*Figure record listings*
★ ★ ★ ★ ★
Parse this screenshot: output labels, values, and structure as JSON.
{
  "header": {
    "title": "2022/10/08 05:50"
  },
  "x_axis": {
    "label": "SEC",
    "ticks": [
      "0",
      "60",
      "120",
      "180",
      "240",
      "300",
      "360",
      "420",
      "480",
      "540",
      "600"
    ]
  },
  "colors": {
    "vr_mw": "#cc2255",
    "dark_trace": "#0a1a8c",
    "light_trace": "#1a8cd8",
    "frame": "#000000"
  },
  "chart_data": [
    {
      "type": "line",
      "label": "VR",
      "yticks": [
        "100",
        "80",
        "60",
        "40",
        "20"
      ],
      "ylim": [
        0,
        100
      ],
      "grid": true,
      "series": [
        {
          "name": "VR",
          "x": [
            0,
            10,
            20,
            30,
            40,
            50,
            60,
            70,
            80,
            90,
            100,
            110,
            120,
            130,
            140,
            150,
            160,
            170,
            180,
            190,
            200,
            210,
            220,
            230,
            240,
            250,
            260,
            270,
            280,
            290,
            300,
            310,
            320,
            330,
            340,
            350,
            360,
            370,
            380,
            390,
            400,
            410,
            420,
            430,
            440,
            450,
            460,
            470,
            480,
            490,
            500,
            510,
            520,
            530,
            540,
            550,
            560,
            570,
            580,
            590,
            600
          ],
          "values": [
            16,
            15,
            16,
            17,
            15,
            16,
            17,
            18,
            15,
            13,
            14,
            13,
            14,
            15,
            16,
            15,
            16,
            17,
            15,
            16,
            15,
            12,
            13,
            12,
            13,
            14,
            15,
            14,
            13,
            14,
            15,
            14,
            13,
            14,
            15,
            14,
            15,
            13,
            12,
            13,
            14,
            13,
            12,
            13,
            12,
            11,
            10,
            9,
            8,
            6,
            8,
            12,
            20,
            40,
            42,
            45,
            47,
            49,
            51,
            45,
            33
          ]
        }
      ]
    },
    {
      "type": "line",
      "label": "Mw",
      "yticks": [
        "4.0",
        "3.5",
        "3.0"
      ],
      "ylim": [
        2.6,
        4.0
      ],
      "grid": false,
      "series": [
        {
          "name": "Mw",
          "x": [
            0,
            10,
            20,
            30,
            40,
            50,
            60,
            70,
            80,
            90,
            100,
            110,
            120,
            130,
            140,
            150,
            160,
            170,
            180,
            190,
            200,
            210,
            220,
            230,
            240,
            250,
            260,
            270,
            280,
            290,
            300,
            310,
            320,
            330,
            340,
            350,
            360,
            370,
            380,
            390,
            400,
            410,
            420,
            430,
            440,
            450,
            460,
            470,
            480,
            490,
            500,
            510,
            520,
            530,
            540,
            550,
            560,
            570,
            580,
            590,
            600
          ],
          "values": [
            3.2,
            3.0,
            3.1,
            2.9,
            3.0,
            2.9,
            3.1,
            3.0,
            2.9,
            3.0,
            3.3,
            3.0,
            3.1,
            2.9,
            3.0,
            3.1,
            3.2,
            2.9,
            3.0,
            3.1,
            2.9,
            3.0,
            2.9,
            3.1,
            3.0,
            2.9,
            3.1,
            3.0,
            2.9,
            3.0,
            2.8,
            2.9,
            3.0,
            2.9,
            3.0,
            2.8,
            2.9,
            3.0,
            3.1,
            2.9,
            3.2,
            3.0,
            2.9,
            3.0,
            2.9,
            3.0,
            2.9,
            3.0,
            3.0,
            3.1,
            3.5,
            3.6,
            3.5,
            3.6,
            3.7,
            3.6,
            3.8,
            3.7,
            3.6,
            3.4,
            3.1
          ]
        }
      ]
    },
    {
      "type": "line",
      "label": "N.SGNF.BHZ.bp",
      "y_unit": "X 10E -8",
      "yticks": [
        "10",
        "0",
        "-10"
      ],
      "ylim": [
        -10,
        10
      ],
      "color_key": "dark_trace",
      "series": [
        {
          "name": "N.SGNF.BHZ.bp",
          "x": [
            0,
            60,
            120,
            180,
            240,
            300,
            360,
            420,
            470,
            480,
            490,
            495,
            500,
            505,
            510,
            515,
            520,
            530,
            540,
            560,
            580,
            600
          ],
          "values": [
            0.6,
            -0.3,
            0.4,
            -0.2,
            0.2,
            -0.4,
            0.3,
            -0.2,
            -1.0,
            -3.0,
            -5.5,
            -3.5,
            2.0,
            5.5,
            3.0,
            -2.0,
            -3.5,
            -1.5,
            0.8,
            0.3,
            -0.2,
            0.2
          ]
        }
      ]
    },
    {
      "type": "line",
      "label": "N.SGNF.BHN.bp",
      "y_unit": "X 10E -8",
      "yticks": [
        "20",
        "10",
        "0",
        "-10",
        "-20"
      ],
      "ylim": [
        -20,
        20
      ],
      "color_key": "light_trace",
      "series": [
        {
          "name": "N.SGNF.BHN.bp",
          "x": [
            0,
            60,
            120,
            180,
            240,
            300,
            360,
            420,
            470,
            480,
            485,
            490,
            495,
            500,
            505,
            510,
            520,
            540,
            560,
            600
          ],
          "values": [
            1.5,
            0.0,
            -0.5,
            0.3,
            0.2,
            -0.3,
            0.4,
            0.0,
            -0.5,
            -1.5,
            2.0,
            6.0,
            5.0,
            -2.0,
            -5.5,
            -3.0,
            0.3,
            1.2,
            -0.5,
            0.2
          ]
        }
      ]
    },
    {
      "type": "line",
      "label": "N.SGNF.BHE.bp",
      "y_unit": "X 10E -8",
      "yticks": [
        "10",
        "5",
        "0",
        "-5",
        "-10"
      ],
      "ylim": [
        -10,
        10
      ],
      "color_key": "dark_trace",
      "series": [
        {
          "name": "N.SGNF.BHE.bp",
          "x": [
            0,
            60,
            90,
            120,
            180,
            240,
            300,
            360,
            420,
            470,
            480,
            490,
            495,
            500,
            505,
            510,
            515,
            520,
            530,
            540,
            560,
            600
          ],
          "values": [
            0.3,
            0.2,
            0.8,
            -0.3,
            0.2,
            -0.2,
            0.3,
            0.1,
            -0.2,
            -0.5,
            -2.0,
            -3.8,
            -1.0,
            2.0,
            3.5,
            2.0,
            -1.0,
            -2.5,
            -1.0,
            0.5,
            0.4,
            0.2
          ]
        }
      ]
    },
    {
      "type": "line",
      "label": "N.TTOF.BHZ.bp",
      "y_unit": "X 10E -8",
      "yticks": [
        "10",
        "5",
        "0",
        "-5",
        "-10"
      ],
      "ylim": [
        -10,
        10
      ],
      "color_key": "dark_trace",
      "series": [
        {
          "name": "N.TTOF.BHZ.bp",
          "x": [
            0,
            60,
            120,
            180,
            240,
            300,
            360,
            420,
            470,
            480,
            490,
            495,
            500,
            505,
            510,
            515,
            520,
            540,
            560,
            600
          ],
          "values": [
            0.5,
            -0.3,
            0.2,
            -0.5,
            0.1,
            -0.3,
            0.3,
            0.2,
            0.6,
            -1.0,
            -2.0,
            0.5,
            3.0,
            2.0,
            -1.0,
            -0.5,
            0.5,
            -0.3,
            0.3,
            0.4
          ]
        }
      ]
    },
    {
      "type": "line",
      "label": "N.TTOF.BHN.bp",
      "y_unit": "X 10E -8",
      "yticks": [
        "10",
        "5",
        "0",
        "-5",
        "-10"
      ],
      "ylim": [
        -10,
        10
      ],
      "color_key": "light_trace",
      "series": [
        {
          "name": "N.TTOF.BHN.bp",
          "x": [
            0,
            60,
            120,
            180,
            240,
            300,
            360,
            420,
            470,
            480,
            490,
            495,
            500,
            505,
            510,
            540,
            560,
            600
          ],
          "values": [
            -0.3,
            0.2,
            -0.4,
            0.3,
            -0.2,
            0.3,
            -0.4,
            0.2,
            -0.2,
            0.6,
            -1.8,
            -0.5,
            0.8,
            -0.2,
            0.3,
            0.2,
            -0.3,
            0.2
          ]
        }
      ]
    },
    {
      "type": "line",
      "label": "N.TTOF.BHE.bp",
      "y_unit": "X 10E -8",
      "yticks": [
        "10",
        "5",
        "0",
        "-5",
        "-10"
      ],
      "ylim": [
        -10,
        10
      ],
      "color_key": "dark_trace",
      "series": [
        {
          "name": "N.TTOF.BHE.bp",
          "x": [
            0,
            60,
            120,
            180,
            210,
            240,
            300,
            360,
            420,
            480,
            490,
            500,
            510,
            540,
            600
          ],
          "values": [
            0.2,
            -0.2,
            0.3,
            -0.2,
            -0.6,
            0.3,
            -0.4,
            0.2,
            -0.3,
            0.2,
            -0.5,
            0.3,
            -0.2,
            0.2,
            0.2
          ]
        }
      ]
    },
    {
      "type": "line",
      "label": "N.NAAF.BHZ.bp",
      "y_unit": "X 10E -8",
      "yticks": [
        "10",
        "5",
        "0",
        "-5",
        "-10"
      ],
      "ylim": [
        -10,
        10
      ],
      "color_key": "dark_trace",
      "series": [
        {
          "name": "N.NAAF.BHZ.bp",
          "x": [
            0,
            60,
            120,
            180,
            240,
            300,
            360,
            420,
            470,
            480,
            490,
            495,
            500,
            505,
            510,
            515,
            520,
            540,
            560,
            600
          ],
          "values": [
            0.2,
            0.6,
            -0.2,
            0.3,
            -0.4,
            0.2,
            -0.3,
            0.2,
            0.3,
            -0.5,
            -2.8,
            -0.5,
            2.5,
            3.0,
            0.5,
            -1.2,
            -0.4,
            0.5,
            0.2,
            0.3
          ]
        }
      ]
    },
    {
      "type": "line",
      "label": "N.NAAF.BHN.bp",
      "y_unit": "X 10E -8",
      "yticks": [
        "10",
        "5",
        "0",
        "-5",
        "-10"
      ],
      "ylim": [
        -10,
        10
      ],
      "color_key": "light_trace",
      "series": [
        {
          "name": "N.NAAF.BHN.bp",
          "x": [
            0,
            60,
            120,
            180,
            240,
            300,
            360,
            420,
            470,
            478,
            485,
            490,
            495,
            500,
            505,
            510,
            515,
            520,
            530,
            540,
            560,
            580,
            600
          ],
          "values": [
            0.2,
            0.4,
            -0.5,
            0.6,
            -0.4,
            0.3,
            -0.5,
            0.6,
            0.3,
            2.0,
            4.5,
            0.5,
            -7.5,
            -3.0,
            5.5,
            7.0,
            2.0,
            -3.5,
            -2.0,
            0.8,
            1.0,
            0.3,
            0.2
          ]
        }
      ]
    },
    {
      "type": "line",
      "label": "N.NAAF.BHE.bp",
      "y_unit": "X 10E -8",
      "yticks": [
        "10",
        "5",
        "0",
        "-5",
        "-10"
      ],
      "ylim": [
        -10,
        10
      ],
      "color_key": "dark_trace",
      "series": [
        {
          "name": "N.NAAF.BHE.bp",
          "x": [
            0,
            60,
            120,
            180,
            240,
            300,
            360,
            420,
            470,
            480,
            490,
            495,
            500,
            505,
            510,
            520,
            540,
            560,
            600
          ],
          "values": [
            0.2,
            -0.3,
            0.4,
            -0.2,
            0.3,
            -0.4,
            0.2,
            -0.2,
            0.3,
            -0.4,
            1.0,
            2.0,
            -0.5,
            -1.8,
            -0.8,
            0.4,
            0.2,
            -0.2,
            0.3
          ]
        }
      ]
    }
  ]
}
★ ★ ★ ★ ★
*Task to complete*
Show all lines from the listing above in which "NAAF" appears.

*Complete response*
      "label": "N.NAAF.BHZ.bp",
          "name": "N.NAAF.BHZ.bp",
      "label": "N.NAAF.BHN.bp",
          "name": "N.NAAF.BHN.bp",
      "label": "N.NAAF.BHE.bp",
          "name": "N.NAAF.BHE.bp",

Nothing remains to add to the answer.